Figure record listings:
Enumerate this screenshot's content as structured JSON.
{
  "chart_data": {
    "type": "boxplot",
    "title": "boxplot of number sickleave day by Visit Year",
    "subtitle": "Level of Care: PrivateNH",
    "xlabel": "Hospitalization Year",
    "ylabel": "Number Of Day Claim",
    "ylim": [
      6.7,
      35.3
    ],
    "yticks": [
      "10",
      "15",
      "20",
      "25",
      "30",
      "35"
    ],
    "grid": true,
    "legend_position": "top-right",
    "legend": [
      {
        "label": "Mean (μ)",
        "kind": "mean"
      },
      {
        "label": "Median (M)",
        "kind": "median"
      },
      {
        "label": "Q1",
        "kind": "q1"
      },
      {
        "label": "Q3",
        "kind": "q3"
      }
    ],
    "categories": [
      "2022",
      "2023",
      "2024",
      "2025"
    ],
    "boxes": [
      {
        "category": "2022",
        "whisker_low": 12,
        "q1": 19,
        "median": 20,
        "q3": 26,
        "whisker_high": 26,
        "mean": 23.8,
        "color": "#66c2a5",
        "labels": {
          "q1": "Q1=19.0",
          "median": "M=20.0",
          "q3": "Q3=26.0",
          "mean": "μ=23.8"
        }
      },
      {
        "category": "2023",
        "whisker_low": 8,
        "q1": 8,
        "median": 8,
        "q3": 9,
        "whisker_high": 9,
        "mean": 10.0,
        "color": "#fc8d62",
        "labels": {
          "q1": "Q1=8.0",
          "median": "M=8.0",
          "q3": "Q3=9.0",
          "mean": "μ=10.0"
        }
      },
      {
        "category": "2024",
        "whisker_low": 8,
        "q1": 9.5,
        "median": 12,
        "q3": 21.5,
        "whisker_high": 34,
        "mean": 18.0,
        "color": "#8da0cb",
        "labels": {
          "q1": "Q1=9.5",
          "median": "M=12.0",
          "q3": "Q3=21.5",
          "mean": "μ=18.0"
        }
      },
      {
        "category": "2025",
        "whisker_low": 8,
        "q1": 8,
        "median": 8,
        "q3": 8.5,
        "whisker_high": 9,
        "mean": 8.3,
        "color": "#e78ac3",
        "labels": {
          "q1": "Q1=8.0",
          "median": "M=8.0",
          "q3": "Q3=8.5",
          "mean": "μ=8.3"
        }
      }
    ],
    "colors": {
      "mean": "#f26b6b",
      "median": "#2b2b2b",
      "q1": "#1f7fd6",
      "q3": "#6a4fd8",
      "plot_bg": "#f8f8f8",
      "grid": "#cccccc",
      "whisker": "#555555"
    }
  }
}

■ **Your task**
Retype the entries exactly, including every line.

■ **Result of this exercise**
Enumerate this screenshot's content as structured JSON.
{
  "chart_data": {
    "type": "boxplot",
    "title": "boxplot of number sickleave day by Visit Year",
    "subtitle": "Level of Care: PrivateNH",
    "xlabel": "Hospitalization Year",
    "ylabel": "Number Of Day Claim",
    "ylim": [
      6.7,
      35.3
    ],
    "yticks": [
      "10",
      "15",
      "20",
      "25",
      "30",
      "35"
    ],
    "grid": true,
    "legend_position": "top-right",
    "legend": [
      {
        "label": "Mean (μ)",
        "kind": "mean"
      },
      {
        "label": "Median (M)",
        "kind": "median"
      },
      {
        "label": "Q1",
        "kind": "q1"
      },
      {
        "label": "Q3",
        "kind": "q3"
      }
    ],
    "categories": [
      "2022",
      "2023",
      "2024",
      "2025"
    ],
    "boxes": [
      {
        "category": "2022",
        "whisker_low": 12,
        "q1": 19,
        "median": 20,
        "q3": 26,
        "whisker_high": 26,
        "mean": 23.8,
        "color": "#66c2a5",
        "labels": {
          "q1": "Q1=19.0",
          "median": "M=20.0",
          "q3": "Q3=26.0",
          "mean": "μ=23.8"
        }
      },
      {
        "category": "2023",
        "whisker_low": 8,
        "q1": 8,
        "median": 8,
        "q3": 9,
        "whisker_high": 9,
        "mean": 10.0,
        "color": "#fc8d62",
        "labels": {
          "q1": "Q1=8.0",
          "median": "M=8.0",
          "q3": "Q3=9.0",
          "mean": "μ=10.0"
        }
      },
      {
        "category": "2024",
        "whisker_low": 8,
        "q1": 9.5,
        "median": 12,
        "q3": 21.5,
        "whisker_high": 34,
        "mean": 18.0,
        "color": "#8da0cb",
        "labels": {
          "q1": "Q1=9.5",
          "median": "M=12.0",
          "q3": "Q3=21.5",
          "mean": "μ=18.0"
        }
      },
      {
        "category": "2025",
        "whisker_low": 8,
        "q1": 8,
        "median": 8,
        "q3": 8.5,
        "whisker_high": 9,
        "mean": 8.3,
        "color": "#e78ac3",
        "labels": {
          "q1": "Q1=8.0",
          "median": "M=8.0",
          "q3": "Q3=8.5",
          "mean": "μ=8.3"
        }
      }
    ],
    "colors": {
      "mean": "#f26b6b",
      "median": "#2b2b2b",
      "q1": "#1f7fd6",
      "q3": "#6a4fd8",
      "plot_bg": "#f8f8f8",
      "grid": "#cccccc",
      "whisker": "#555555"
    }
  }
}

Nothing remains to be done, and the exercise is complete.